▸ **STATED EXERCISE**: Looking at the data below, count the lines that contain the string "home". Write only the total.

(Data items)
>>>

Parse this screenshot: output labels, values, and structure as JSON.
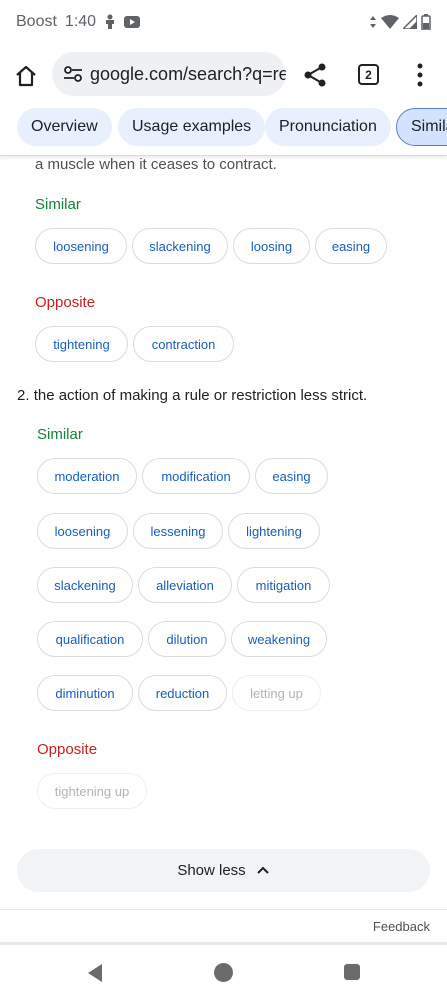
{
  "status_bar": {
    "carrier": "Boost",
    "time": "1:40"
  },
  "browser": {
    "url": "google.com/search?q=re",
    "tab_count": "2"
  },
  "nav_chips": [
    "Overview",
    "Usage examples",
    "Pronunciation",
    "Simila"
  ],
  "content": {
    "cut_text": "a muscle when it ceases to contract.",
    "sense1": {
      "similar_label": "Similar",
      "similar": [
        "loosening",
        "slackening",
        "loosing",
        "easing"
      ],
      "opposite_label": "Opposite",
      "opposite": [
        "tightening",
        "contraction"
      ]
    },
    "sense2": {
      "number": "2.",
      "definition": "the action of making a rule or restriction less strict.",
      "similar_label": "Similar",
      "similar_rows": [
        [
          "moderation",
          "modification",
          "easing"
        ],
        [
          "loosening",
          "lessening",
          "lightening"
        ],
        [
          "slackening",
          "alleviation",
          "mitigation"
        ],
        [
          "qualification",
          "dilution",
          "weakening"
        ],
        [
          "diminution",
          "reduction",
          "letting up"
        ]
      ],
      "opposite_label": "Opposite",
      "opposite": [
        "tightening up"
      ]
    }
  },
  "show_less": "Show less",
  "feedback": "Feedback",
  "colors": {
    "similar": "#188038",
    "opposite": "#c5221f",
    "chip_text": "#1a5dba",
    "nav_chip_bg": "#e8f0fe"
  },
  "icons": [
    "home-icon",
    "site-settings-icon",
    "share-icon",
    "tab-switcher-icon",
    "more-vert-icon",
    "chevron-up-icon",
    "back-icon",
    "home-circle-icon",
    "recents-icon"
  ]
}
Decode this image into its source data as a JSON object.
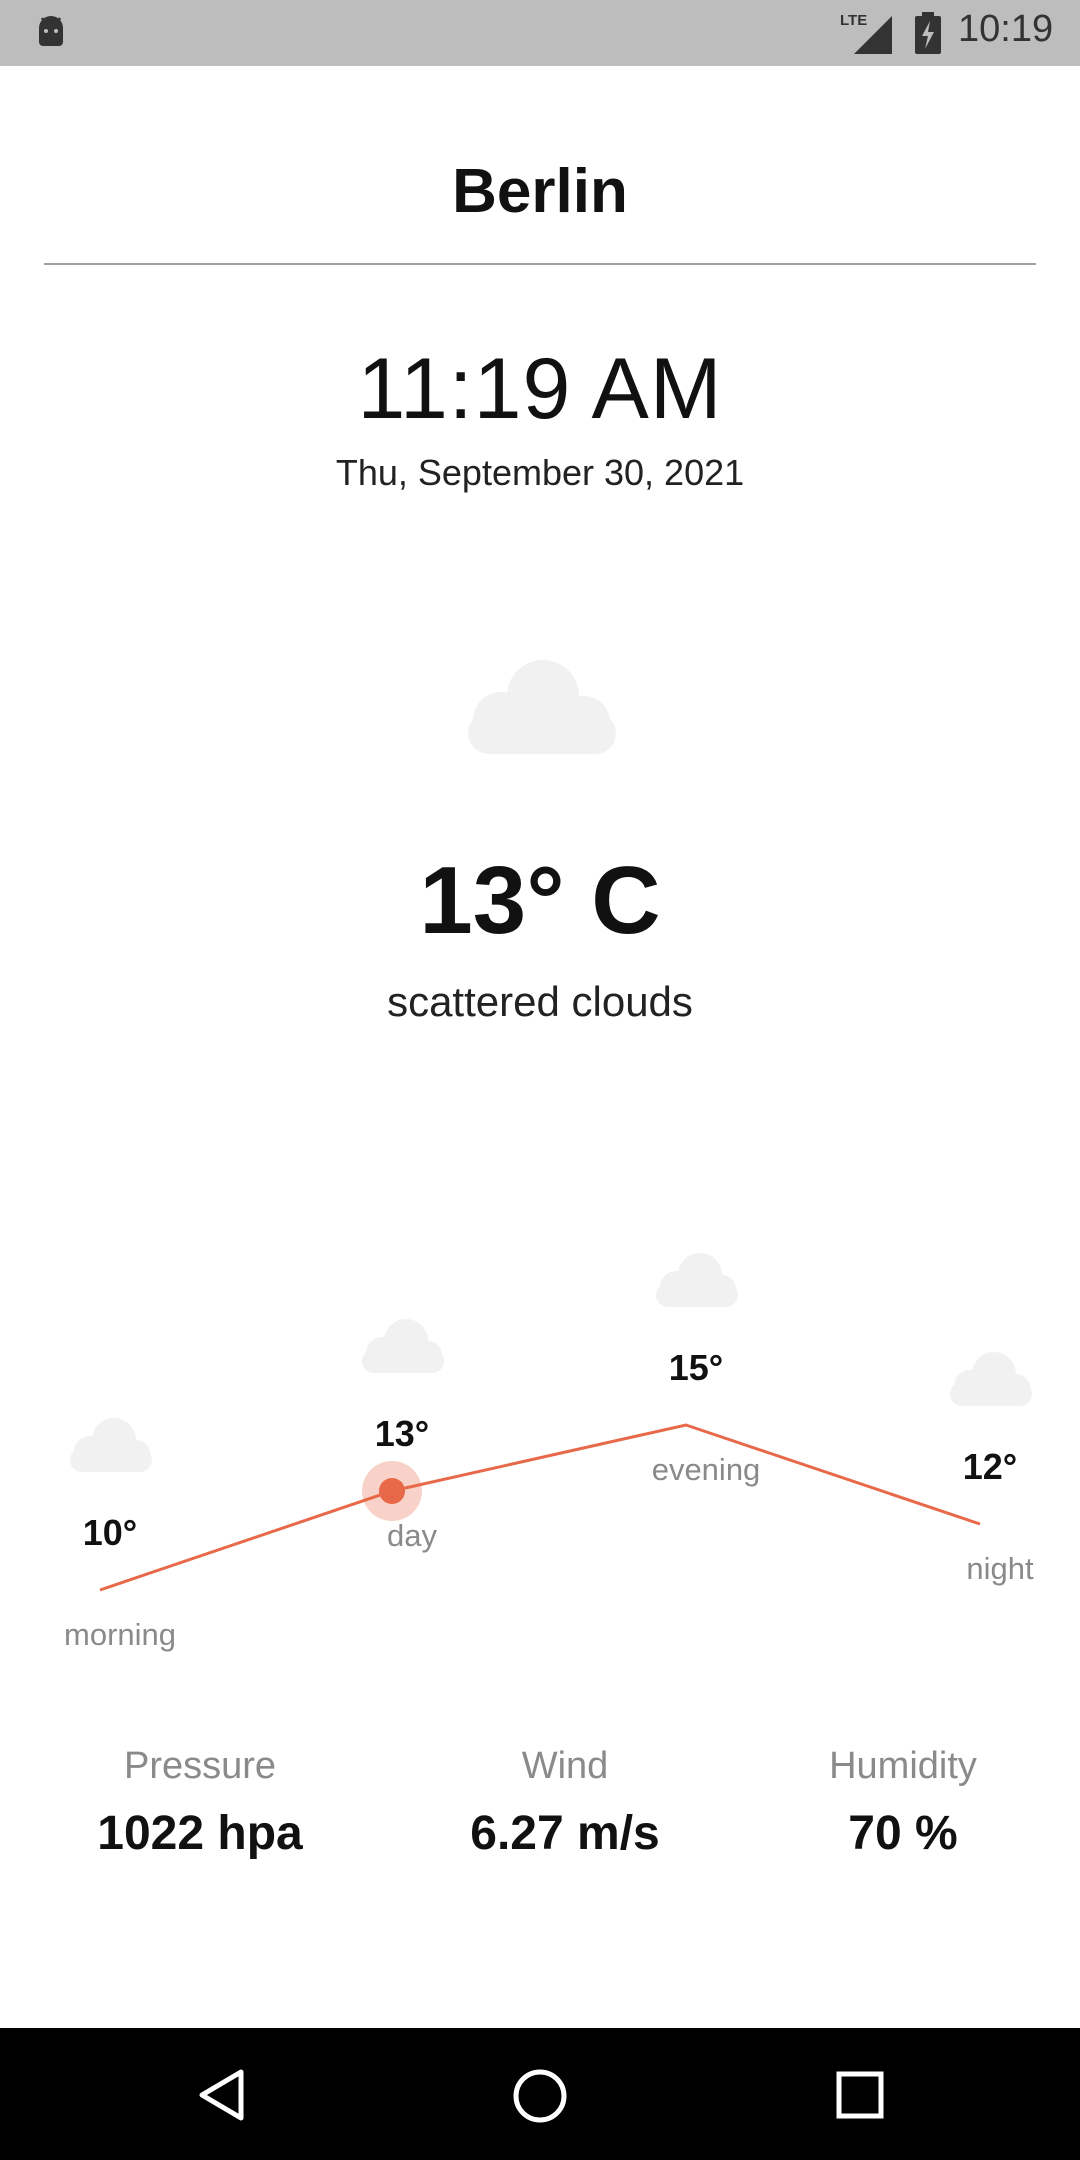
{
  "status_bar": {
    "clock": "10:19",
    "network": "LTE",
    "icons": [
      "android-icon",
      "signal-icon",
      "battery-charging-icon"
    ]
  },
  "header": {
    "city": "Berlin",
    "time": "11:19 AM",
    "date": "Thu, September 30, 2021"
  },
  "current": {
    "icon": "cloud-icon",
    "temperature": "13° C",
    "description": "scattered clouds"
  },
  "forecast": {
    "line_color": "#e8694a",
    "highlight_index": 1,
    "periods": [
      {
        "label": "morning",
        "temp_label": "10°",
        "temp": 10,
        "icon": "cloud-icon"
      },
      {
        "label": "day",
        "temp_label": "13°",
        "temp": 13,
        "icon": "cloud-icon"
      },
      {
        "label": "evening",
        "temp_label": "15°",
        "temp": 15,
        "icon": "cloud-icon"
      },
      {
        "label": "night",
        "temp_label": "12°",
        "temp": 12,
        "icon": "cloud-icon"
      }
    ]
  },
  "stats": [
    {
      "label": "Pressure",
      "value": "1022 hpa"
    },
    {
      "label": "Wind",
      "value": "6.27 m/s"
    },
    {
      "label": "Humidity",
      "value": "70 %"
    }
  ],
  "nav_bar": {
    "icons": [
      "back-icon",
      "home-icon",
      "recents-icon"
    ]
  }
}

<<<

▸ **WRITTEN SOLUTION**: 3